§ Objective:
Copy out all lines in the data below containing the string "Elektrická".

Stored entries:
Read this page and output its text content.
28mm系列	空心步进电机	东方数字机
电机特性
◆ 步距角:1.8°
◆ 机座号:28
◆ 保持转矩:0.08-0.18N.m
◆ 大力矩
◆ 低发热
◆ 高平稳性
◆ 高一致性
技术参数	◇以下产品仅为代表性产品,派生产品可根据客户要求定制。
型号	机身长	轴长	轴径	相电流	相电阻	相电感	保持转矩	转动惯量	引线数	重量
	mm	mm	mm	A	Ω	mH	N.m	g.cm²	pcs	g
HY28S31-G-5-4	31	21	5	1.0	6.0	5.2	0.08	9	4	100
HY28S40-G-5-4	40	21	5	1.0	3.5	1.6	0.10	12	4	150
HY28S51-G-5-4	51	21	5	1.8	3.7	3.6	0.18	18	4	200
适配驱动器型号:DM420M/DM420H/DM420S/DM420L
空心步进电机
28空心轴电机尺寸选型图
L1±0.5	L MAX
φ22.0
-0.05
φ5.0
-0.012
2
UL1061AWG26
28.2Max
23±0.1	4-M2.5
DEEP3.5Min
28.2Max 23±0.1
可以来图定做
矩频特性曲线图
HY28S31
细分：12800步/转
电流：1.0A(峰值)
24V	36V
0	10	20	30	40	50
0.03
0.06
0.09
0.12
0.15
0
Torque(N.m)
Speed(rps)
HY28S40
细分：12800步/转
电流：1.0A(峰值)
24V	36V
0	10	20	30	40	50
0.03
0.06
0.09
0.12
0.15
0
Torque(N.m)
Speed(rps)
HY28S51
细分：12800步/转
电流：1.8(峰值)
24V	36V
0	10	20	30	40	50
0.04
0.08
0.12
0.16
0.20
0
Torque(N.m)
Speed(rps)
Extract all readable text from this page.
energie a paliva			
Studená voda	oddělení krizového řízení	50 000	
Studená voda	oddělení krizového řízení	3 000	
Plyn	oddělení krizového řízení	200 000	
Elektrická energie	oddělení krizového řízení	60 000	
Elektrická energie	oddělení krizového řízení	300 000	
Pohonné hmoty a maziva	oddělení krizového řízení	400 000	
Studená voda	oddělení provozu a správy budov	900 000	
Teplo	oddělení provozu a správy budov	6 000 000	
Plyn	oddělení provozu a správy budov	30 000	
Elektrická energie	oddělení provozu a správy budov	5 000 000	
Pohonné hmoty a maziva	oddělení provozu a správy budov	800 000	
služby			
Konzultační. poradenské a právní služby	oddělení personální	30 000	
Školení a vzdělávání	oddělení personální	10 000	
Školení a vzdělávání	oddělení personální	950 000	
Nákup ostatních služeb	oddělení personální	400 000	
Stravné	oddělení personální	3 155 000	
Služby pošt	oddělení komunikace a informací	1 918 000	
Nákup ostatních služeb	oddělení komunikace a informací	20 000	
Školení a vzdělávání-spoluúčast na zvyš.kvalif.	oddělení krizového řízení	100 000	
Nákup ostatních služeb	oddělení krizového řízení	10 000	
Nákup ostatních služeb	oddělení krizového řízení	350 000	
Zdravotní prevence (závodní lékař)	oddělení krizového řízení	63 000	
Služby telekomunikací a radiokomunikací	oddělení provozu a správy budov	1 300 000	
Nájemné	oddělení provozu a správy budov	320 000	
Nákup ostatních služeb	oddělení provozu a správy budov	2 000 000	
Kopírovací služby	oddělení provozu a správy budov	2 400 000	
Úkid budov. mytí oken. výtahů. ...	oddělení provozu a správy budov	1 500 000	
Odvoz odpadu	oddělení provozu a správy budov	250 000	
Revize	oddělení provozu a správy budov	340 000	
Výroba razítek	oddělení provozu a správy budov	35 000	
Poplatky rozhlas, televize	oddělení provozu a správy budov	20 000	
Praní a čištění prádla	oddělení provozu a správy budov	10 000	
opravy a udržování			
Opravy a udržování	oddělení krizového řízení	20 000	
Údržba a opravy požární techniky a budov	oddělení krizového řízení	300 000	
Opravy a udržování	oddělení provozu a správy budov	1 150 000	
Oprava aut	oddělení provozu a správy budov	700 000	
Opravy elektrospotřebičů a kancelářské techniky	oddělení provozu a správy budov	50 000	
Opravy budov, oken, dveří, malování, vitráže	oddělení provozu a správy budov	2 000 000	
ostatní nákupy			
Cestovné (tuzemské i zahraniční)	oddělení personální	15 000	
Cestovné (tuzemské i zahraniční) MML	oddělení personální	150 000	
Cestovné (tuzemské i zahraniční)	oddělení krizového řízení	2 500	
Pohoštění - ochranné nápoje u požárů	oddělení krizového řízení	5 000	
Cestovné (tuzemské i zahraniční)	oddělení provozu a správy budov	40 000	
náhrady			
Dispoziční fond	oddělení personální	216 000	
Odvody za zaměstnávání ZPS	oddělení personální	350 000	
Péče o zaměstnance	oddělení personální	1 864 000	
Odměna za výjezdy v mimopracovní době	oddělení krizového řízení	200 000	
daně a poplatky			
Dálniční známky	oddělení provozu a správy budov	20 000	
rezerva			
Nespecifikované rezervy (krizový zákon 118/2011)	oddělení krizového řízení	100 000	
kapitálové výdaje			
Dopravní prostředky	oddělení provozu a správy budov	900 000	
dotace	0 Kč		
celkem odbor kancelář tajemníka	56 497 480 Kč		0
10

==

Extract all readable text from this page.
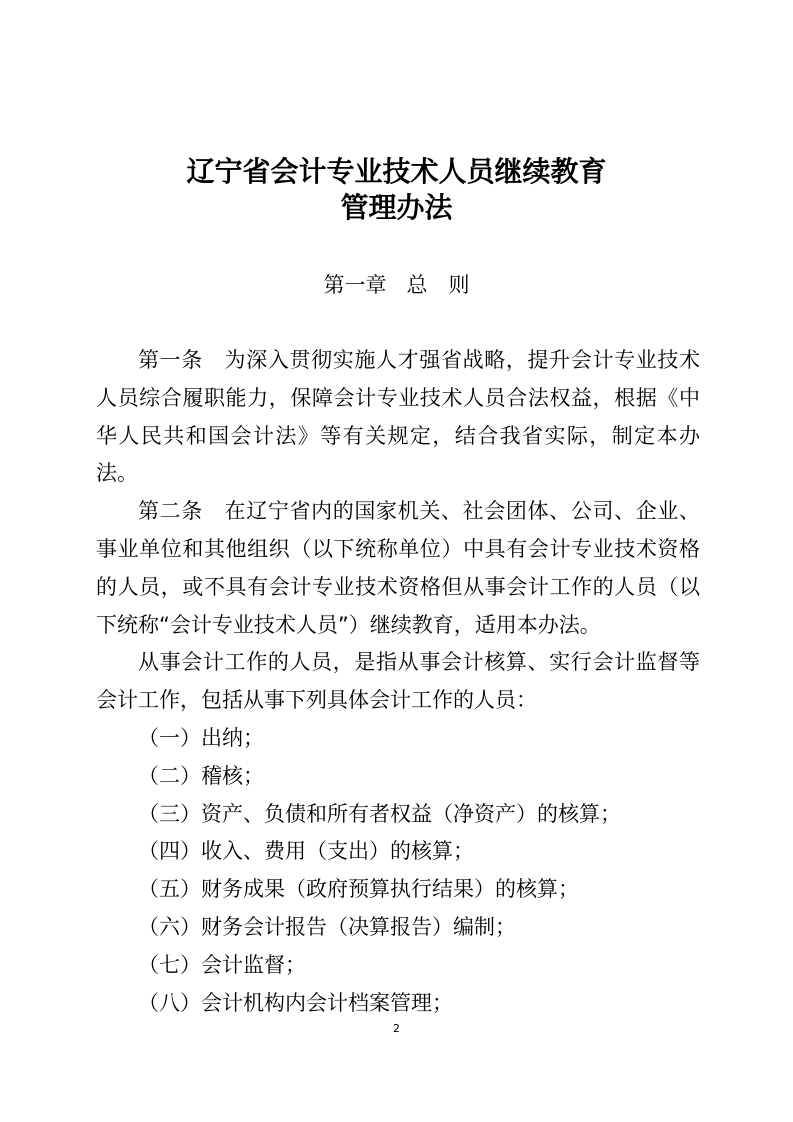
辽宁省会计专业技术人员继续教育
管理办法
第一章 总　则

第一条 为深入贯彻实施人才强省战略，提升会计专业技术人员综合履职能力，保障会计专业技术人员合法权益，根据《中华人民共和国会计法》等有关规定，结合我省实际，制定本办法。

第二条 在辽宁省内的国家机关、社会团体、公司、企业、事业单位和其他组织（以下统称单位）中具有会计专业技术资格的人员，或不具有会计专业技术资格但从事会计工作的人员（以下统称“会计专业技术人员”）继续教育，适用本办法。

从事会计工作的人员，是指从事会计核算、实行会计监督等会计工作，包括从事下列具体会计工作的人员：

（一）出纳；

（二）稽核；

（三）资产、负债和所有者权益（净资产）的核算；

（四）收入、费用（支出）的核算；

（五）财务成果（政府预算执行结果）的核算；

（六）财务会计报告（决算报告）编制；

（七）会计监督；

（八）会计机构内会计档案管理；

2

--

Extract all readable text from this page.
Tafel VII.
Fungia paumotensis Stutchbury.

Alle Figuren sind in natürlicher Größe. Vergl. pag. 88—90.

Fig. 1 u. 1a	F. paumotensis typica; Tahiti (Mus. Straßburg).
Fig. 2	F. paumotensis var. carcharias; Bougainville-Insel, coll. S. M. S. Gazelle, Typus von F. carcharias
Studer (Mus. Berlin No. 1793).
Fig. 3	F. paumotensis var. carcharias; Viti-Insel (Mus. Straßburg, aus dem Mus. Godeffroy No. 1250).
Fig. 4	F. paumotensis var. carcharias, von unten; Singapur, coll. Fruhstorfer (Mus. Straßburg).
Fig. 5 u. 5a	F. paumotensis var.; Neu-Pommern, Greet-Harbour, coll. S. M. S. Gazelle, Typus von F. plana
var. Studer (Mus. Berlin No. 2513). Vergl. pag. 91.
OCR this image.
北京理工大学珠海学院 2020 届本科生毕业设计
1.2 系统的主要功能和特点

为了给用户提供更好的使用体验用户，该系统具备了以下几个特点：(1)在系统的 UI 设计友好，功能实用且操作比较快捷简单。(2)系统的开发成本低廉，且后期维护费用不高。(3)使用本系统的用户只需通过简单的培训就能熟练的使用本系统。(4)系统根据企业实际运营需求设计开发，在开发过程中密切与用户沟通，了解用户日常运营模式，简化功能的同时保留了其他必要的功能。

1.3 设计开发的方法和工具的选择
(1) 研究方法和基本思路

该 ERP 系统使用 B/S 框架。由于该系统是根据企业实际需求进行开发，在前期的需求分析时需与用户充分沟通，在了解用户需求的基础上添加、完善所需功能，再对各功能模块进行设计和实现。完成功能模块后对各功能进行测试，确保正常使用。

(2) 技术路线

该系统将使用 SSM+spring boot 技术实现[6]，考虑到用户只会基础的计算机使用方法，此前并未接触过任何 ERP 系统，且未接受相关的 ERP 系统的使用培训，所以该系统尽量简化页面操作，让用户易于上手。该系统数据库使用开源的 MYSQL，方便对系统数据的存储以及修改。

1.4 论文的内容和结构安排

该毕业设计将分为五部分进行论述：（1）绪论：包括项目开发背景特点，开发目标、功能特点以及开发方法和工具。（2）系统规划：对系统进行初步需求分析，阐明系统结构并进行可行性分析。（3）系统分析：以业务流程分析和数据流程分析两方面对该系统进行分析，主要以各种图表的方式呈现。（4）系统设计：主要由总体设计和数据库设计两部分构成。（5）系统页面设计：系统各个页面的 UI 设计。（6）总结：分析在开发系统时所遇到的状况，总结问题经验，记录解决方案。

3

§ Reply to the exercise:
Elektrická energie	oddělení krizového řízení	60 000	
Elektrická energie	oddělení krizového řízení	300 000	
Elektrická energie	oddělení provozu a správy budov	5 000 000	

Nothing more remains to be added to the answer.